Problems to solve »
- a) Answer these from the thread on decrypting .ts audio files, one line each, labeled (i), (ii), (iii):
(i) What ffmpeg command produces a single .ts file from the playlist?
(ii) When no IV is specified, what IV does the second segment have?
(iii) What kind of encryption protects the base64 key?
- b) Repeat the thread on decrypting .ts audio files word for word, starting at "Recent versions of" and ending at "to different files.".
- c) Carry on the thread on decrypting .ts audio files from the point where it stops.

Document segment »
- - -

Decrypting And Combining .ts Audio Files with .m3u8

Recent versions of ffmpeg should be able to decrypt the AES-128 HLS streams. You don't need a webserver. If the m3u8 URIs/paths are wrong you can:

  • create a directory
  • copy the key to a key file, ie my.key, and place it in the dir. Note that keys can be rotated, if the playlist has multiple keys copy all of them to different files.
  • copy all .ts segments to the same dir
  • copy and edit the playlist.m3u8 and use just the filename(s) for the key(s) URI(s) and segments.
  • to obtain a single .ts file do:

    ffmpeg -i playlist.m3u8 -c copy output.ts
    
  • if you want just the audio stream without the .ts container you can extract it. Eg: assuming you have a single audio stream using the AAC codec run:

    ffmpeg -i playlist.m3u8 -map 0:a -c copy output.aac
    

This will extract the AAC stream to a file without re-encoding. If you want a codec different than your source you will have to re-encode.

If for some reason you have to use openssl to decrypt the segments keep in mind that if no IV is specified then the IV is equal to the segment's media sequence, ie. the first segment has IV=0, the second has IV=1 and so on. After decryption update the playlist to point the decrypted segments and remove the EXT-X-KEY line. If you go this route you don't even need ffmpeg to obtain a single .ts file as MPEG-TS is directly concatenable, ie. you can just use cat on the decrypted segments.


I've had few free hours today and toyed with this. Long story short - that base64 key is AES encrypted. This additional encryption is done with key which is dynamically generated from device data... meaning that even if I have whole data folder from your device I wouldn't be able to decrypt it.

Now, when you posses rooted device with offline data that's another matter - you can obviously inject your code to intercept key when it's decrypted so content can start playing... which is how I got it.

- - -

Provided data »
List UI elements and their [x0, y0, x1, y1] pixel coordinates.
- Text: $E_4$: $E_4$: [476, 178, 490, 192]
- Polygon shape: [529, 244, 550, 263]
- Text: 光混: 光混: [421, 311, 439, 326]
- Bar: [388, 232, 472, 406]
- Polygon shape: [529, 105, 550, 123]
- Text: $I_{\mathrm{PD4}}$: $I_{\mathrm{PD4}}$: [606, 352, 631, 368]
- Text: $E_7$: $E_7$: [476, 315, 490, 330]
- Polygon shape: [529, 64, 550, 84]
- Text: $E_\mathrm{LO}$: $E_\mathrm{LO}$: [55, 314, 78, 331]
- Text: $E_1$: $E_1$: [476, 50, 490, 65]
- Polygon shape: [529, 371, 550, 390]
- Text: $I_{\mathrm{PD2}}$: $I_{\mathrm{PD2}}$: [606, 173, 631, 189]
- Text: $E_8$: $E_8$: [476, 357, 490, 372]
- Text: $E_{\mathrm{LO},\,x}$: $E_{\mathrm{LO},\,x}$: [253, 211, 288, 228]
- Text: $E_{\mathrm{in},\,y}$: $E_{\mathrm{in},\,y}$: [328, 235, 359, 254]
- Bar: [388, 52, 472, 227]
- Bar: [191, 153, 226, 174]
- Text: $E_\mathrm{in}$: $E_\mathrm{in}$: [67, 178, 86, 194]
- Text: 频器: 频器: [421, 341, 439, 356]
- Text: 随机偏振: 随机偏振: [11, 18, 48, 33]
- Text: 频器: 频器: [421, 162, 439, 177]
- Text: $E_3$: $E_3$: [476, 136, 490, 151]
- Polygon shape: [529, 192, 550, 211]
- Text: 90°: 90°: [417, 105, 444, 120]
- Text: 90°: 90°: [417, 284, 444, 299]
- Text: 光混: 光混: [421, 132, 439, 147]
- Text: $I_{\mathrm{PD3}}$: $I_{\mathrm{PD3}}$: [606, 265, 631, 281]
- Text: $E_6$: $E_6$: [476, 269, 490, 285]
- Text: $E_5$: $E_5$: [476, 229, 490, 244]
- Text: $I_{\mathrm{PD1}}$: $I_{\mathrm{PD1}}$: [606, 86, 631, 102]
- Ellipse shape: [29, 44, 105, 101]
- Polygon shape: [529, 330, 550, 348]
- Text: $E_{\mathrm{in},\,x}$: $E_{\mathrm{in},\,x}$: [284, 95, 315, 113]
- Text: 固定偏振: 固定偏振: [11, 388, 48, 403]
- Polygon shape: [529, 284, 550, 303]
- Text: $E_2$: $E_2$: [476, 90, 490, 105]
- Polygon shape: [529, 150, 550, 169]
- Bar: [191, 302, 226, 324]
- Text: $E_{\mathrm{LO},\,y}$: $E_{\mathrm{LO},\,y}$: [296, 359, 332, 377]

- - -

Results in order »
- a)
(i) ffmpeg -i playlist.m3u8 -c copy output.ts
(ii) IV=1
(iii) AES encryption

- b)
Recent versions of ffmpeg should be able to decrypt the AES-128 HLS streams. You don't need a webserver. If the m3u8 URIs/paths are wrong you can:

  • create a directory
  • copy the key to a key file, ie my.key, and place it in the dir. Note that keys can be rotated, if the playlist has multiple keys copy all of them to different files.

- c)
When you have proper key, decryption and joining of *.ts files is trivial. I recommend that you use FFMPEG for this task, my C# code that I'm leaving for illustration works well works only in some cases (depending on how files are encoded):

var folder = "path_to_folder";
byte[] encryptionKey = File.ReadAllBytes(folder + "path_to_key.key");

var outputFile = "c:\\i_love_you_guys.ts";
using (FileStream outputFileStream = new FileStream(outputFile, FileMode.Create))
{
    var files = Directory.GetFiles(folder, "*.ts");
    for (int i = 0; i < files.Length; i++)
    {
        byte[] encryptionIV = new byte[16];
        using (FileStream inputFileStream = new FileStream(files[i], FileMode.Open))
        {
            using (var aes = new AesManaged { Key = encryptionKey, IV = encryptionIV, Mode = CipherMode.CBC })
            using (var encryptor = aes.CreateDecryptor())
            using (var cryptoStream = new CryptoStream(inputFileStream, encryptor, CryptoStreamMode.Read))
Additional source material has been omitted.